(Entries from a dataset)
────────────────────

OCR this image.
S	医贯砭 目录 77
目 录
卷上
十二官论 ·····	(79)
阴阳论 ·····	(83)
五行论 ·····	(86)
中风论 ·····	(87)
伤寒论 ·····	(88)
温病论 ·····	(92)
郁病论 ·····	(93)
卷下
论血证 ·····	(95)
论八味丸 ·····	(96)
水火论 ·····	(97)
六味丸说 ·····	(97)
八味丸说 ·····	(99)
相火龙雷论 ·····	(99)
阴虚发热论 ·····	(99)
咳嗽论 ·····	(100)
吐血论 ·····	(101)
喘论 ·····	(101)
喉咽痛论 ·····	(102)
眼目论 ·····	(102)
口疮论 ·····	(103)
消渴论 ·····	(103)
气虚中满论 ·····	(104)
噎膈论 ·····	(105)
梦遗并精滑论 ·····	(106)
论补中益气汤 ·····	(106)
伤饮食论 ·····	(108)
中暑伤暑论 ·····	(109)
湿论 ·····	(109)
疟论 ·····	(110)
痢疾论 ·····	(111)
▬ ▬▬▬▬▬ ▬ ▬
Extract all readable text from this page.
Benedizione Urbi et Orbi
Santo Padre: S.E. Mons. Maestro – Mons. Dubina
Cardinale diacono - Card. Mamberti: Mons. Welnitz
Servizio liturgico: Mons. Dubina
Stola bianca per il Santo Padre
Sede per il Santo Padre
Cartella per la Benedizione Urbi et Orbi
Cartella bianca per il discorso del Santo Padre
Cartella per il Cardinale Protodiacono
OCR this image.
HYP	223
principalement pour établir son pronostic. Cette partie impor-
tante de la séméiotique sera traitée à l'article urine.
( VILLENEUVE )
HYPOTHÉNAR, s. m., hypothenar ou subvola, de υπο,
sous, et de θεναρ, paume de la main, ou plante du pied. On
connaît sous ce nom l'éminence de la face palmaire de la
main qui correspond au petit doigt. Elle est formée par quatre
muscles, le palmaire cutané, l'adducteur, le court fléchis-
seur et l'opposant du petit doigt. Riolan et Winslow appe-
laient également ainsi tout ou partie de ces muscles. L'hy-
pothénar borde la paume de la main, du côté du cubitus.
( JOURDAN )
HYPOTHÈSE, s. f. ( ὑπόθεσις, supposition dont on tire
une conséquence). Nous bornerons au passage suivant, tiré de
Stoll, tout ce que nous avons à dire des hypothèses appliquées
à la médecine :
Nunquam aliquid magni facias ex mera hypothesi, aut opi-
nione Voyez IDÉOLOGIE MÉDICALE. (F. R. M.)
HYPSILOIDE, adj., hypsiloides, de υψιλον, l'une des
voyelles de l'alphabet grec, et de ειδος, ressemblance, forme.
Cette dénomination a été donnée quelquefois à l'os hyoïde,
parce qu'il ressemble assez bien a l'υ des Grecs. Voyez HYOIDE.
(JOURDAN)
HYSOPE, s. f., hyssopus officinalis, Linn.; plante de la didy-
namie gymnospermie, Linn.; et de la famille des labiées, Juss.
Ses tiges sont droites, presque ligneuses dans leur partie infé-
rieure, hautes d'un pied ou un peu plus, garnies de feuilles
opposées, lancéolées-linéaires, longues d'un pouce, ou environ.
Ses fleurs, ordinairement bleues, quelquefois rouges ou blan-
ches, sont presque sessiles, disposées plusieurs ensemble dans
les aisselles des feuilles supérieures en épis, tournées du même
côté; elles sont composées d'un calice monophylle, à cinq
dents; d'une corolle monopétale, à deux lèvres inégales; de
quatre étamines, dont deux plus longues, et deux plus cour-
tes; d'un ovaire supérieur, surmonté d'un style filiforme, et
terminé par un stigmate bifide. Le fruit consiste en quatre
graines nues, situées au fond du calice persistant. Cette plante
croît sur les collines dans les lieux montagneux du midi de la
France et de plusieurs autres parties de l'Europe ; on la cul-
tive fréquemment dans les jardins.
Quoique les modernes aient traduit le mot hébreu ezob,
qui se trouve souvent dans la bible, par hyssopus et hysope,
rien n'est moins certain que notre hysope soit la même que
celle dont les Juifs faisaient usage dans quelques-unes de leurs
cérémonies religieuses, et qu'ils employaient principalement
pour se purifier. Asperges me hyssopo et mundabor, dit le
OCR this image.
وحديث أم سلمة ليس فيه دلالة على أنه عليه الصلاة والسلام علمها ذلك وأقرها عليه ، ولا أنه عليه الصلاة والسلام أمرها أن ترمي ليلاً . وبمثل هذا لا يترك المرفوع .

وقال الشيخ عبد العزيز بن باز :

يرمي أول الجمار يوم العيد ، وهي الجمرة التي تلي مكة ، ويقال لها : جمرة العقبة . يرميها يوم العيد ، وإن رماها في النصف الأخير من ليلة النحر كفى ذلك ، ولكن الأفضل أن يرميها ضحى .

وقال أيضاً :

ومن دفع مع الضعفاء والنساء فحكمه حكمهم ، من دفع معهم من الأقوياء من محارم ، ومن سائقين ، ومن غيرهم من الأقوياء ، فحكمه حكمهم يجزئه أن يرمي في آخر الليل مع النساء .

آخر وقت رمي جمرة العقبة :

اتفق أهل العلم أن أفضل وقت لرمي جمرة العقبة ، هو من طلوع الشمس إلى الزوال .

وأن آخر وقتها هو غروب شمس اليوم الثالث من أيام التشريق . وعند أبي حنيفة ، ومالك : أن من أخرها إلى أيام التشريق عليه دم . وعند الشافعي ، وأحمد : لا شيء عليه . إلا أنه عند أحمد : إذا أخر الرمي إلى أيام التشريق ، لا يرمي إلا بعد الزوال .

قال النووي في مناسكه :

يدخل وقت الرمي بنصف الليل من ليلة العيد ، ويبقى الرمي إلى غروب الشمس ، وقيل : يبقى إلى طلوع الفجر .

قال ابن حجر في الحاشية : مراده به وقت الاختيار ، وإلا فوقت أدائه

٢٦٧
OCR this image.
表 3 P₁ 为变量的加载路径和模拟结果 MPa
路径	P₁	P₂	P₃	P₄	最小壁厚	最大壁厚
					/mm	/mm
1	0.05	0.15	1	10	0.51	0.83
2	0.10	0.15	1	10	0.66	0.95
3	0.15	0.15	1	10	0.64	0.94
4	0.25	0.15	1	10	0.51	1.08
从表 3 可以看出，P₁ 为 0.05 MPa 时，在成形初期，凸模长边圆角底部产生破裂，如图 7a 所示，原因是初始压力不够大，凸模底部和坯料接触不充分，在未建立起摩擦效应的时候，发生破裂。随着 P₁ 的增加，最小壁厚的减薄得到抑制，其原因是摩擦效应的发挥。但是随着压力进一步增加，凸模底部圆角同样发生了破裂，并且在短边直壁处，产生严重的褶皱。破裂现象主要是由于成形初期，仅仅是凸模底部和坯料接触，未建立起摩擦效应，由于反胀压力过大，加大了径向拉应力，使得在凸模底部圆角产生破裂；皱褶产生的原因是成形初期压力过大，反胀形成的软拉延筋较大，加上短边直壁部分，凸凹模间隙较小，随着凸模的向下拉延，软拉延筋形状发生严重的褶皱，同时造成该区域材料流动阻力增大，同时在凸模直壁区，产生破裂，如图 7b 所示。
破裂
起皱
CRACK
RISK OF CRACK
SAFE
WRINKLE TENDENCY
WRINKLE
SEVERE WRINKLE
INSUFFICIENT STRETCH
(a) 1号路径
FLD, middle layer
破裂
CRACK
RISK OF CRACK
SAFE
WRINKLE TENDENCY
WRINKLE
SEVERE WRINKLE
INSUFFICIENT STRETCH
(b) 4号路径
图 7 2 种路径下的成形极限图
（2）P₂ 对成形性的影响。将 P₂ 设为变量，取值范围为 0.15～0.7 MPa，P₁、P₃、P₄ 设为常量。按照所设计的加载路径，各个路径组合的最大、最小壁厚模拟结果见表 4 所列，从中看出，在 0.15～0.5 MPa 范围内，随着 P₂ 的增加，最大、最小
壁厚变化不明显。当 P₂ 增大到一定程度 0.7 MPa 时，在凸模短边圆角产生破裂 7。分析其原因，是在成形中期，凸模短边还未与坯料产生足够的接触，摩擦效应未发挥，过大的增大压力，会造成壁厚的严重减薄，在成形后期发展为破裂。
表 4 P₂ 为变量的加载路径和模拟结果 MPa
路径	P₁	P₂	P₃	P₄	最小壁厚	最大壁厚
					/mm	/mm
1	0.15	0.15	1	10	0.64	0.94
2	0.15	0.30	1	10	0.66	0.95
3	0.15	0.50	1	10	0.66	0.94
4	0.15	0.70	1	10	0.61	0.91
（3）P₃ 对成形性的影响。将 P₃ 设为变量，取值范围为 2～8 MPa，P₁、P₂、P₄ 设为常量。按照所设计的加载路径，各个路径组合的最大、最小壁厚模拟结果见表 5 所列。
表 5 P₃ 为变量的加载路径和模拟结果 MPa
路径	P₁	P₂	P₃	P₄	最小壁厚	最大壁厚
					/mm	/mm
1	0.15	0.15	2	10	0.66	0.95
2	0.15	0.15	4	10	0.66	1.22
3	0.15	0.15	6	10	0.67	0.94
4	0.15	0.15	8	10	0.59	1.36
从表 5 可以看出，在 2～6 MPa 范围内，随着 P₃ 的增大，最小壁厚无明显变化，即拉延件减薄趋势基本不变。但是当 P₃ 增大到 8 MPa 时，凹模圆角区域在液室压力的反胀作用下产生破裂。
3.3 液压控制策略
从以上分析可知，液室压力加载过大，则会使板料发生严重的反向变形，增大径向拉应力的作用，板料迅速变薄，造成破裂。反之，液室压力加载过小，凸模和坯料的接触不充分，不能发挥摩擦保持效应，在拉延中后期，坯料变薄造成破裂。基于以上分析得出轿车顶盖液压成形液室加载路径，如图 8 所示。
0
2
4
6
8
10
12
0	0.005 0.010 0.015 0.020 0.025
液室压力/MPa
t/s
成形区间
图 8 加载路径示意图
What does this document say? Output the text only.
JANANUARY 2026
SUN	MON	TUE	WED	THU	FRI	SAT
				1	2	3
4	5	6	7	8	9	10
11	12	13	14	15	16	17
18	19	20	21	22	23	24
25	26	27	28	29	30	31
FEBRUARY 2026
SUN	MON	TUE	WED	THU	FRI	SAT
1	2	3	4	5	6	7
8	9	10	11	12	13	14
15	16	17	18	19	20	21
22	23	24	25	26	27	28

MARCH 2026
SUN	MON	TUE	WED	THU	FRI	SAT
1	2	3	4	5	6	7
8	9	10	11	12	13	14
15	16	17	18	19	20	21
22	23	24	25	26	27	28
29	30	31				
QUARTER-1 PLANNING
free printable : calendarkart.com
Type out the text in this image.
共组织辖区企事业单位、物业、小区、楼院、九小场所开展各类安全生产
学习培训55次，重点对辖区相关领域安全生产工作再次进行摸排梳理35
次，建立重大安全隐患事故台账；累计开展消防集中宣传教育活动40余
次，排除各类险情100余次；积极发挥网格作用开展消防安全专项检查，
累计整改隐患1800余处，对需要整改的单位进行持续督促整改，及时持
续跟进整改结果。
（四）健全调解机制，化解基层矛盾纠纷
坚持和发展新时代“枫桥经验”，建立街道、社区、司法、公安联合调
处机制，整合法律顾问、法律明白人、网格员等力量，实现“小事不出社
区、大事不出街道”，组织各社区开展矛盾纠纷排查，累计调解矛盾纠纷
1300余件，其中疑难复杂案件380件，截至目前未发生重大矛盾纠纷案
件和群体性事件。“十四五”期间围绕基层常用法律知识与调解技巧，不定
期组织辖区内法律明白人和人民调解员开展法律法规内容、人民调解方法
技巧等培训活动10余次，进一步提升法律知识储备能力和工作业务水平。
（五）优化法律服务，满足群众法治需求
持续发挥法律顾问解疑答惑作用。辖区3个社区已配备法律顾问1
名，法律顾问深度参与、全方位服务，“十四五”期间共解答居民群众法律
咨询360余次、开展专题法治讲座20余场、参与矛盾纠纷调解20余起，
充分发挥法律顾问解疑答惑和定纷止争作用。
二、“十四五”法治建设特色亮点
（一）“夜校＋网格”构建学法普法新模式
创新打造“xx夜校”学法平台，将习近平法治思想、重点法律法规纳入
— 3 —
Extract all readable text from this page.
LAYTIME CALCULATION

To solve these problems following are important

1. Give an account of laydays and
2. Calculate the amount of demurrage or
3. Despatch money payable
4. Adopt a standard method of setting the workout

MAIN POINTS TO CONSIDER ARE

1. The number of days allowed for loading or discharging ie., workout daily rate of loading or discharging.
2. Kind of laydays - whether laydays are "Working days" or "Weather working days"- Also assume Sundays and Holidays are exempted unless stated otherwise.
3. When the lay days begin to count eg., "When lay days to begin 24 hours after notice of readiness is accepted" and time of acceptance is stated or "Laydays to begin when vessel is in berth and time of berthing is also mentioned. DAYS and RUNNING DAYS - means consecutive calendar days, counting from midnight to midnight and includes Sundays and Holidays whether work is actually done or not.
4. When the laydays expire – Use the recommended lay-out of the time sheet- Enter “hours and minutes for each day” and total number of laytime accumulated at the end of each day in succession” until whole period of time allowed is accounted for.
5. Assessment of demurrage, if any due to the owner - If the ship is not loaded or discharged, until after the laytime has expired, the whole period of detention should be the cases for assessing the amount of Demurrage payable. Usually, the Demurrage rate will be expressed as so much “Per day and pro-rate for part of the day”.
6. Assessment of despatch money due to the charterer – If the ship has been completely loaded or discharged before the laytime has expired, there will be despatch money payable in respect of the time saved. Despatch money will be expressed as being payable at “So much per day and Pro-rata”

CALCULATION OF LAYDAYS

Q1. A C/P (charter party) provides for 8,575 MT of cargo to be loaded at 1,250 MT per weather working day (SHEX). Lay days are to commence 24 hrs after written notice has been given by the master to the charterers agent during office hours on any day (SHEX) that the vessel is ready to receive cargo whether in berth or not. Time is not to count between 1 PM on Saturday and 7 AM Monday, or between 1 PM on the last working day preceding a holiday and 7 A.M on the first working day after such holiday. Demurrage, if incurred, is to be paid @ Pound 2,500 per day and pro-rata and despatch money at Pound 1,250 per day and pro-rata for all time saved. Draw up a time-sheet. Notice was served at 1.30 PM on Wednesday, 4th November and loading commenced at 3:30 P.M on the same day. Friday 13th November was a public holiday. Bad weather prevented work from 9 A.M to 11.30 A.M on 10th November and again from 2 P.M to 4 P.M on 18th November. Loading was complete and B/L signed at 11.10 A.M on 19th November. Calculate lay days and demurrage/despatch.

────────────────────

* **Directive**: Pull out each line holding the string "جمرة".

* **Result of this exercise**:
يرمي أول الجمار يوم العيد ، وهي الجمرة التي تلي مكة ، ويقال لها : جمرة العقبة . يرميها يوم العيد ، وإن رماها في النصف الأخير من ليلة النحر كفى ذلك ، ولكن الأفضل أن يرميها ضحى .
آخر وقت رمي جمرة العقبة :
اتفق أهل العلم أن أفضل وقت لرمي جمرة العقبة ، هو من طلوع الشمس إلى الزوال .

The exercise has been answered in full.